§ Data provided
--------------------

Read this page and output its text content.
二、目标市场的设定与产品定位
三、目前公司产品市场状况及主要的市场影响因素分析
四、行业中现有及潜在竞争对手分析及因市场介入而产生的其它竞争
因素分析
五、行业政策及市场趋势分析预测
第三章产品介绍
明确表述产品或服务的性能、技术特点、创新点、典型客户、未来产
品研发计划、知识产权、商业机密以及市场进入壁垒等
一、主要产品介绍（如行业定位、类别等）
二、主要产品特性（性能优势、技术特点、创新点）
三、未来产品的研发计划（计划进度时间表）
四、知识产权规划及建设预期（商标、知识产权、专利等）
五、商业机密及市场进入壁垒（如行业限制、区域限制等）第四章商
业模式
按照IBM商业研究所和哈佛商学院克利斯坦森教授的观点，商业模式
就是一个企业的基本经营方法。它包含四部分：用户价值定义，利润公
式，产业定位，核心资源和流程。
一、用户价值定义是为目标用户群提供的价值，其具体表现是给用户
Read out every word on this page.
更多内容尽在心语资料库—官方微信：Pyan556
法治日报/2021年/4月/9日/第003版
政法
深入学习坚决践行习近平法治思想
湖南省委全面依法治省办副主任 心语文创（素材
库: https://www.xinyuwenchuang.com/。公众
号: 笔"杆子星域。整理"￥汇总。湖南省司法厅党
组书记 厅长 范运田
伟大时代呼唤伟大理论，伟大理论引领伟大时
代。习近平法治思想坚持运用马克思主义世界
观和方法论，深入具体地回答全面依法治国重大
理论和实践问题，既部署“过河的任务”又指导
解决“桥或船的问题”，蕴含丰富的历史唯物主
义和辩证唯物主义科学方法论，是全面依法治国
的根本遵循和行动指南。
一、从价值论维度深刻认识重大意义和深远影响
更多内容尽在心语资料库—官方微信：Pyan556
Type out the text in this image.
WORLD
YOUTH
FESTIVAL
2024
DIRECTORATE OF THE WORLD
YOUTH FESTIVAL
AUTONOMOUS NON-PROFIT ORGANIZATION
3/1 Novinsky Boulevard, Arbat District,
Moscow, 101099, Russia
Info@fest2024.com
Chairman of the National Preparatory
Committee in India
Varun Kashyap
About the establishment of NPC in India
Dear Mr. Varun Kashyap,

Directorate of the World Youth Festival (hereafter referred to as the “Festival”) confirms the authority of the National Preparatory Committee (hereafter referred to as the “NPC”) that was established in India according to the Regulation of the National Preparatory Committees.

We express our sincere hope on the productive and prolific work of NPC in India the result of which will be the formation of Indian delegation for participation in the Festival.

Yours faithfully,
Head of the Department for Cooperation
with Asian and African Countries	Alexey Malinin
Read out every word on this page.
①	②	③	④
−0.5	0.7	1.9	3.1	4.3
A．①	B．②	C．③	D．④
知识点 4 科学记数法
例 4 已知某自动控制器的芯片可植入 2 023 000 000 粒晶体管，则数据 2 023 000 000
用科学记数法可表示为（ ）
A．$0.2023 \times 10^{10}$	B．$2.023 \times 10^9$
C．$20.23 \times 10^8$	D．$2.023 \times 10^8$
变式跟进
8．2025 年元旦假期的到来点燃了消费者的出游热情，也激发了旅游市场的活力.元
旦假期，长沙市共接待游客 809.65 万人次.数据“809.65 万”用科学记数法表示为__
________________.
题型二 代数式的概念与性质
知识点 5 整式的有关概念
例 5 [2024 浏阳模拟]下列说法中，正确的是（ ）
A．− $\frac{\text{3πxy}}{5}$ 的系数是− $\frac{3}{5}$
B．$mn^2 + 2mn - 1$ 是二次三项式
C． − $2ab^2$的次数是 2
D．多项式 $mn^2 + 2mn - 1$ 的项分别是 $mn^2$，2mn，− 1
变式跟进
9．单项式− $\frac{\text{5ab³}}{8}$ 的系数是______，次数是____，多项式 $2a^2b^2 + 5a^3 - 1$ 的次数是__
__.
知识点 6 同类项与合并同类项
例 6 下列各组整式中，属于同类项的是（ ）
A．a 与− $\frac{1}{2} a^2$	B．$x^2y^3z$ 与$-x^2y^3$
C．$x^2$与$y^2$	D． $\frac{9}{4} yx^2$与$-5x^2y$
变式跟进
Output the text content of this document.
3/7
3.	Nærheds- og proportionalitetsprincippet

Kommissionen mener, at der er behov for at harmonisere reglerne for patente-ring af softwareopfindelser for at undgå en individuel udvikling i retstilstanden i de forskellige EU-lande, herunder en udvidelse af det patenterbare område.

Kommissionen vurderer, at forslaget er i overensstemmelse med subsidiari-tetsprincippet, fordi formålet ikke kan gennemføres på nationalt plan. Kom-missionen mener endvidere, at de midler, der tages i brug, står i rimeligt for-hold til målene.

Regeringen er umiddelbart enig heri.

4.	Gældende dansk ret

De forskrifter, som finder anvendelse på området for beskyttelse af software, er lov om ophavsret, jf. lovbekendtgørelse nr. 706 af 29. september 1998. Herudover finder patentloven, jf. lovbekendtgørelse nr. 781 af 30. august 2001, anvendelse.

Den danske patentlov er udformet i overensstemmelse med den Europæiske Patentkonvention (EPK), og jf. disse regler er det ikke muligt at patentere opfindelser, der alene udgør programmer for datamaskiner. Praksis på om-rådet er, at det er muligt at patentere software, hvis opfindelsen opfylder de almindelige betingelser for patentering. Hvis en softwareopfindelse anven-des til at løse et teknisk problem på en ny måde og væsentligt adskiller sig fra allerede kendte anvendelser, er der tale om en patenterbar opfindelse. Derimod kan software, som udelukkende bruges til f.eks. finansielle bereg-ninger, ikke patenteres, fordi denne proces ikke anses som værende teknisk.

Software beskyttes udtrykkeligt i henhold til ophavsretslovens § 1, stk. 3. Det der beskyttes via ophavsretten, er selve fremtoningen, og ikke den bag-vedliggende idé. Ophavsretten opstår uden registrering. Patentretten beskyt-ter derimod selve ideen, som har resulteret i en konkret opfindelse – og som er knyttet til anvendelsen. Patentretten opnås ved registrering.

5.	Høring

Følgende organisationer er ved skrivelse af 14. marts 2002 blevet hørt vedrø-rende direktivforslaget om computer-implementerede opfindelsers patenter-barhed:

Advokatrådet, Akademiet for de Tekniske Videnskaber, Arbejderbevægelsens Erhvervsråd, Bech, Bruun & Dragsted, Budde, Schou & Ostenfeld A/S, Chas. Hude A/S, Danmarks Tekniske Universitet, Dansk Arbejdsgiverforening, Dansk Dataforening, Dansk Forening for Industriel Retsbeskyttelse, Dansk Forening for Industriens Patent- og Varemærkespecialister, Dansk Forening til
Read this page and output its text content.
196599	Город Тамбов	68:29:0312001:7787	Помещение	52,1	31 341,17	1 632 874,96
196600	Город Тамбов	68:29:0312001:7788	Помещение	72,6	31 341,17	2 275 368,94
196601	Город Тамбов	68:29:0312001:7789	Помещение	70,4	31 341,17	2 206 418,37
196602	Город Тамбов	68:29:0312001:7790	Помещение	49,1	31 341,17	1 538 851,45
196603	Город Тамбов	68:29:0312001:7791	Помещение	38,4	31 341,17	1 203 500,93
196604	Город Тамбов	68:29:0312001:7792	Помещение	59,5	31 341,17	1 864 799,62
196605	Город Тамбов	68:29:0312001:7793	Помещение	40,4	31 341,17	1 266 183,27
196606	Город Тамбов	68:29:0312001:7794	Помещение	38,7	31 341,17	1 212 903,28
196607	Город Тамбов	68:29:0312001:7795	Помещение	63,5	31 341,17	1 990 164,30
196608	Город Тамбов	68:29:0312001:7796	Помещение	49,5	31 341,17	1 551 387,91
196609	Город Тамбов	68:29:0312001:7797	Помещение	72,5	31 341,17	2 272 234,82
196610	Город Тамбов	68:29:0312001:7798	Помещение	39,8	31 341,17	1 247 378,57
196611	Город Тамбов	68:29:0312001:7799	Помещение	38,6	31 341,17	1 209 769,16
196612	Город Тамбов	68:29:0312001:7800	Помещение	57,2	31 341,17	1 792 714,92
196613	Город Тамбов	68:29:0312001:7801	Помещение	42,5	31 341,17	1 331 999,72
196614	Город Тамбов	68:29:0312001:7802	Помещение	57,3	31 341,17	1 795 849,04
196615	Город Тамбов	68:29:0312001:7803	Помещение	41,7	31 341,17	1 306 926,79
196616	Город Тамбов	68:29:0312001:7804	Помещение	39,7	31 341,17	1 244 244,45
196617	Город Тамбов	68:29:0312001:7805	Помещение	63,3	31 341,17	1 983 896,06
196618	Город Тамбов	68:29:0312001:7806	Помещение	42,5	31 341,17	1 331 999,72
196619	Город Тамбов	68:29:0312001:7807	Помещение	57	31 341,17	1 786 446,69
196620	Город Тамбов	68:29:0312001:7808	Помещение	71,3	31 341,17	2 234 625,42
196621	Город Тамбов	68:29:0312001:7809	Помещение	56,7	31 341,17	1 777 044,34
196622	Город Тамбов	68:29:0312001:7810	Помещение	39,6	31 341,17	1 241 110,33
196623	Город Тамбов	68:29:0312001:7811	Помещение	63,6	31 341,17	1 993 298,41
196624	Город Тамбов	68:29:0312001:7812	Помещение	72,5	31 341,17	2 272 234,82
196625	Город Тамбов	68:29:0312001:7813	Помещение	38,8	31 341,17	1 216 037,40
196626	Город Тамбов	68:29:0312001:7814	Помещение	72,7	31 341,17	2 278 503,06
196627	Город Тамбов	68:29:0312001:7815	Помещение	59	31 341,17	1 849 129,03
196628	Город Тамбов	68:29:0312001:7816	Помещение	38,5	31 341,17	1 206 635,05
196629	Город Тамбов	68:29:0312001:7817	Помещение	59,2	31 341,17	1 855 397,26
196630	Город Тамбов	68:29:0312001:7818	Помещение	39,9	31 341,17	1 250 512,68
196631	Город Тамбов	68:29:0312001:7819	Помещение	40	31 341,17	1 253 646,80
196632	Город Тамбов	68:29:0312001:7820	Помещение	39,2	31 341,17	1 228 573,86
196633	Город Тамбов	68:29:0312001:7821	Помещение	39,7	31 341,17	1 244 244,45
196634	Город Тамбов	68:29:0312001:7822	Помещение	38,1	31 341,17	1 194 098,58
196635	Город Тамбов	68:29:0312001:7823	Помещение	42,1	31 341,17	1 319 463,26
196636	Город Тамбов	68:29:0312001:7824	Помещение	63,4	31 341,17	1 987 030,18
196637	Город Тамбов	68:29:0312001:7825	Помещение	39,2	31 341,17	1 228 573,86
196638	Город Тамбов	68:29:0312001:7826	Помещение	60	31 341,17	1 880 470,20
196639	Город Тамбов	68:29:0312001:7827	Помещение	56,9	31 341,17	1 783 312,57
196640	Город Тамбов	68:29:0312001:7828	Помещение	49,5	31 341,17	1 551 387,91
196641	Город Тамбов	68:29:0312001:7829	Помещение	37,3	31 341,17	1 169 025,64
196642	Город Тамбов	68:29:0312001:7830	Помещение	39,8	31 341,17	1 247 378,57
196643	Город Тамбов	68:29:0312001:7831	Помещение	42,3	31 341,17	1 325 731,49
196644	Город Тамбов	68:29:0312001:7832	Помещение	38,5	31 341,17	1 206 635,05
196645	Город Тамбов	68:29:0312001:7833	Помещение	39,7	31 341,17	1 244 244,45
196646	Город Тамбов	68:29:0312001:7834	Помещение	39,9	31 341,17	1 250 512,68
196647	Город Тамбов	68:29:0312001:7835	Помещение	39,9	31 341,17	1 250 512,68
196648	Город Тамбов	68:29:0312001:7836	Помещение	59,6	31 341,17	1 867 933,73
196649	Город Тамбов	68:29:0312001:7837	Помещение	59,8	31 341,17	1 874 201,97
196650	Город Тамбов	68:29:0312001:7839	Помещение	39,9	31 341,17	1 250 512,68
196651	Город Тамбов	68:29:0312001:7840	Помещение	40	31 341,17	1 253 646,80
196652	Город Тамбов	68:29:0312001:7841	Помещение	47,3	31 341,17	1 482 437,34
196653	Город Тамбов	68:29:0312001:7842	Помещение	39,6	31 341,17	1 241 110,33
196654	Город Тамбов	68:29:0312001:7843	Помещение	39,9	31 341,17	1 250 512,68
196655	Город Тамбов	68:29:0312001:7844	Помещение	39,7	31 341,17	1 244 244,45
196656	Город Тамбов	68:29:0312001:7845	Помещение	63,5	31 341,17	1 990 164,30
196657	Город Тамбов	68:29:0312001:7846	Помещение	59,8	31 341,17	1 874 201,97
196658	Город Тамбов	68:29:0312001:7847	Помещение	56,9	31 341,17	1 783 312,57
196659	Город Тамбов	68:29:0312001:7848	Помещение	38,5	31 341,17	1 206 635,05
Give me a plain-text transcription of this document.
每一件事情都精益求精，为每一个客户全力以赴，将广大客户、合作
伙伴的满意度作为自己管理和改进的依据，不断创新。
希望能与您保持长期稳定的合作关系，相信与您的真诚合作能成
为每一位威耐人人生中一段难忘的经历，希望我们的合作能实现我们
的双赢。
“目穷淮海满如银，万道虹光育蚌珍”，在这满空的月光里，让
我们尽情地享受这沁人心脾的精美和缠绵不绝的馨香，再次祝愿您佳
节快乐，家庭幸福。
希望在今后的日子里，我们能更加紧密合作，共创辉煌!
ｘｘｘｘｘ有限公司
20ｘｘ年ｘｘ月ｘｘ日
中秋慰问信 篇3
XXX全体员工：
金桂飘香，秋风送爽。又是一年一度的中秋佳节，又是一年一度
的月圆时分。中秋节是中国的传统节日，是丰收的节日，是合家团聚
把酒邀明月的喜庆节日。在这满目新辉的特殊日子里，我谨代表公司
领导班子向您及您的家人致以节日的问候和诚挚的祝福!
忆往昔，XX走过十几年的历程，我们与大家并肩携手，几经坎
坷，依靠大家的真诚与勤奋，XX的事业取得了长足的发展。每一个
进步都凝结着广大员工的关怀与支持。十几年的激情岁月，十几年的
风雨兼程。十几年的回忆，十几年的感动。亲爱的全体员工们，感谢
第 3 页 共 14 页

--------------------

§ Task description
Find the word "Varun" in the entries above and gather every line that holds it.

§ Answer to the exercise
Varun Kashyap
Dear Mr. Varun Kashyap,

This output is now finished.